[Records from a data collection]
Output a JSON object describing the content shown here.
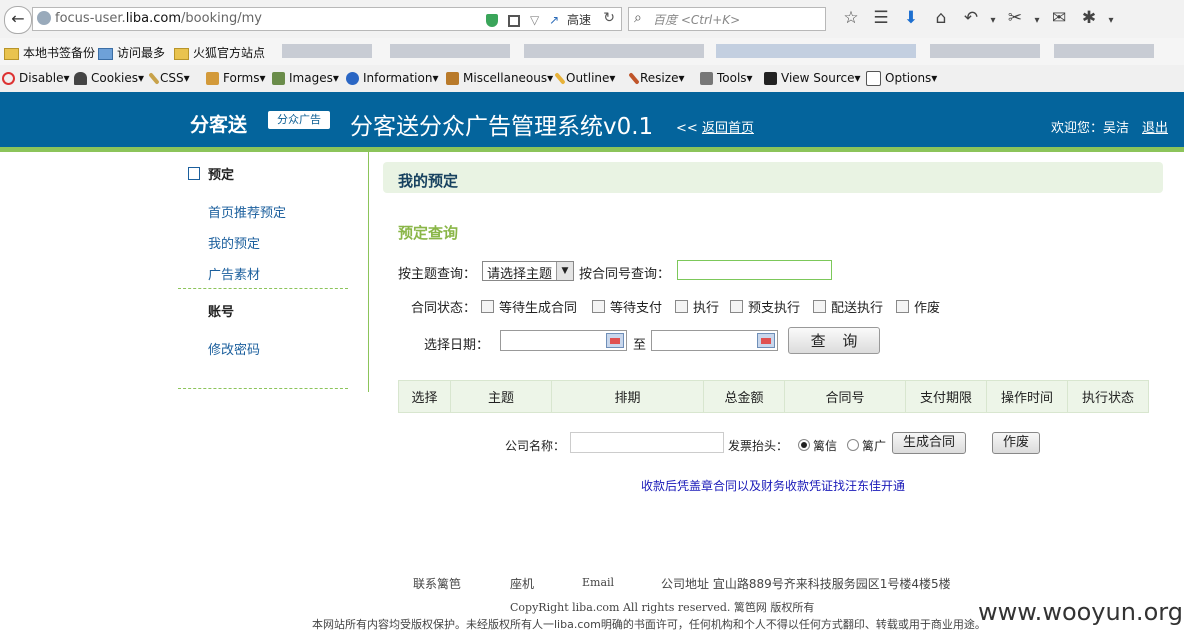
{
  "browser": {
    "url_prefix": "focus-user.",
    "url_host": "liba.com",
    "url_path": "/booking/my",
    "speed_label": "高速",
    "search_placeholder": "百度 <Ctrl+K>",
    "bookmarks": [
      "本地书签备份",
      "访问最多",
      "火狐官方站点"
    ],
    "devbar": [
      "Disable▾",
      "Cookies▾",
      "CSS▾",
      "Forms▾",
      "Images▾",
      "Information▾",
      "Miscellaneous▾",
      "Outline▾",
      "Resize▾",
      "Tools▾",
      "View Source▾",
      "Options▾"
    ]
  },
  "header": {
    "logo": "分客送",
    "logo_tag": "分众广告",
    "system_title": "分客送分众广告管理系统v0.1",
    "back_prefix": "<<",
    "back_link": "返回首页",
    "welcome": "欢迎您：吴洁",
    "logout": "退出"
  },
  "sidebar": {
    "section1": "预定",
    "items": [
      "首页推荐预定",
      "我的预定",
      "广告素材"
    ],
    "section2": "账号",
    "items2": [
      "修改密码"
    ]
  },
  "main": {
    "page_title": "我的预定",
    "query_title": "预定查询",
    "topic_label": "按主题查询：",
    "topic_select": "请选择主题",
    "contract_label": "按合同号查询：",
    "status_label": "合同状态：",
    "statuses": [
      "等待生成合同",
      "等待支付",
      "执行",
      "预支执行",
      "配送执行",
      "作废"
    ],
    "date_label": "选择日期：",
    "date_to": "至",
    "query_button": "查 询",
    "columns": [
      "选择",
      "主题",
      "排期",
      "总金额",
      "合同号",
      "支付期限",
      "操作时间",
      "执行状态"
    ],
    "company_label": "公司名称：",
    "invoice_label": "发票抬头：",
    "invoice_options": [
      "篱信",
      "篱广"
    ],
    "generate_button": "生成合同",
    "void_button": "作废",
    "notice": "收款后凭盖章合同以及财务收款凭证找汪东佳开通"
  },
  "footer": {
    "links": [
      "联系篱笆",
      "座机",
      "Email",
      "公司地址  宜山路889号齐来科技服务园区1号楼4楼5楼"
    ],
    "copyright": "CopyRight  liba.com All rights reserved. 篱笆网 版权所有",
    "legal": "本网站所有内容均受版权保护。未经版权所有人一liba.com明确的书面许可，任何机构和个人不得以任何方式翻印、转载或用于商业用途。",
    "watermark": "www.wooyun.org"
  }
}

==

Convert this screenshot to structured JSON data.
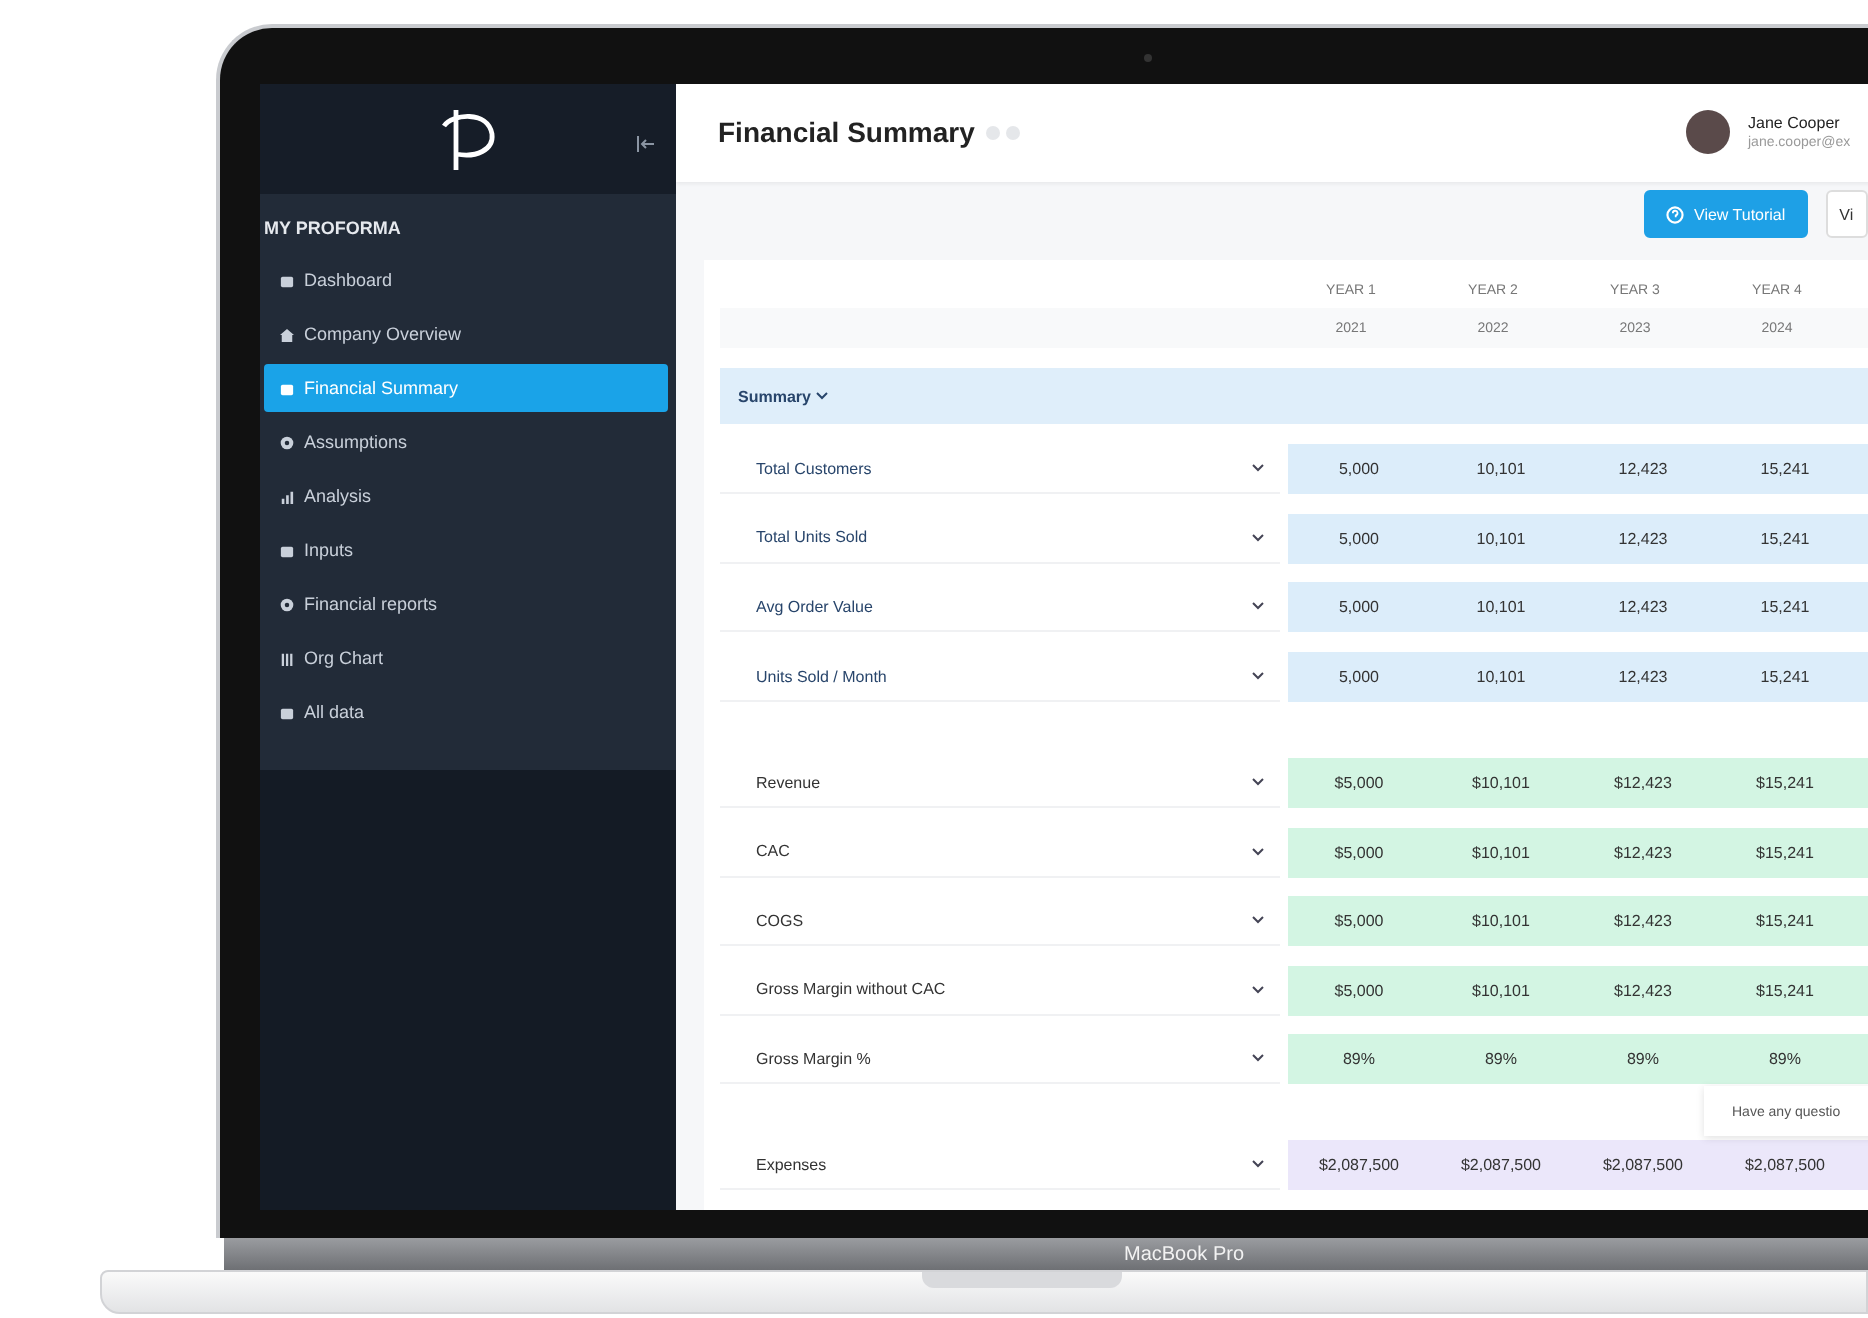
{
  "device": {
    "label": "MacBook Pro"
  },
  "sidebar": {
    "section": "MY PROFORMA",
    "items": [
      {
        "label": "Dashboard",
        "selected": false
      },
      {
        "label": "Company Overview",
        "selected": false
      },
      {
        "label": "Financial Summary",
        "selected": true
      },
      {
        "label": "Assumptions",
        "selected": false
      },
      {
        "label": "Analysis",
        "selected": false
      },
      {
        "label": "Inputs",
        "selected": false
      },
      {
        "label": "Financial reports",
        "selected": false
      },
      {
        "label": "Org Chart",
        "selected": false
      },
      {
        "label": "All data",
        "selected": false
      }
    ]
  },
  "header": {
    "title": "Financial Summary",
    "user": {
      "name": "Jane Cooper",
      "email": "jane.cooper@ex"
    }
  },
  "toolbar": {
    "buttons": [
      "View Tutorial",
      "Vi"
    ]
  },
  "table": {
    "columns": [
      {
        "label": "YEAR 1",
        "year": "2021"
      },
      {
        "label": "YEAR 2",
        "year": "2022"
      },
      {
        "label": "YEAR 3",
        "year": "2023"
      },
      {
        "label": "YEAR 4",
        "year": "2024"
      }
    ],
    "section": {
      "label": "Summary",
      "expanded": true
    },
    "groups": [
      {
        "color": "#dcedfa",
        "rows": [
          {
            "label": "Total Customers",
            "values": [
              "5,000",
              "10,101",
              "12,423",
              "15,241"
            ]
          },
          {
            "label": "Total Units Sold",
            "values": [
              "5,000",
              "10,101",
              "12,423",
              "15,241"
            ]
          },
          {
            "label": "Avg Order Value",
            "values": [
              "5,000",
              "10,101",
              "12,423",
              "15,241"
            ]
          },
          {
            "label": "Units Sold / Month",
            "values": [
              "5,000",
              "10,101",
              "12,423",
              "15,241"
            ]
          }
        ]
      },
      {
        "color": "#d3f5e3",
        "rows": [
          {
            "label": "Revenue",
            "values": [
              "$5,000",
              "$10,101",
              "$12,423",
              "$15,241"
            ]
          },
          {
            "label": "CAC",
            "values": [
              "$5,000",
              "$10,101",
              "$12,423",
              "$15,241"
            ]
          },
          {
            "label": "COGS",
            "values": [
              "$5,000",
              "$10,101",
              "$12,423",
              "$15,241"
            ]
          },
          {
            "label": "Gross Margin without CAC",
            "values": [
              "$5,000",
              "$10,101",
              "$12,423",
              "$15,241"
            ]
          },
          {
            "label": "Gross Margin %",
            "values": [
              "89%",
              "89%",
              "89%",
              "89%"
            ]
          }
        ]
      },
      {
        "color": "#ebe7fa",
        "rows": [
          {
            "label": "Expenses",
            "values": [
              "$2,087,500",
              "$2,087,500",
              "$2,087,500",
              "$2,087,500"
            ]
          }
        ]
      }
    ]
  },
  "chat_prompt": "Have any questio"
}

What is asked: Find the lines containing "JSON" and list every one of them.

Answer to the problem:
Output a JSON object describing the content shown here.
Convert this screenshot to structured JSON data.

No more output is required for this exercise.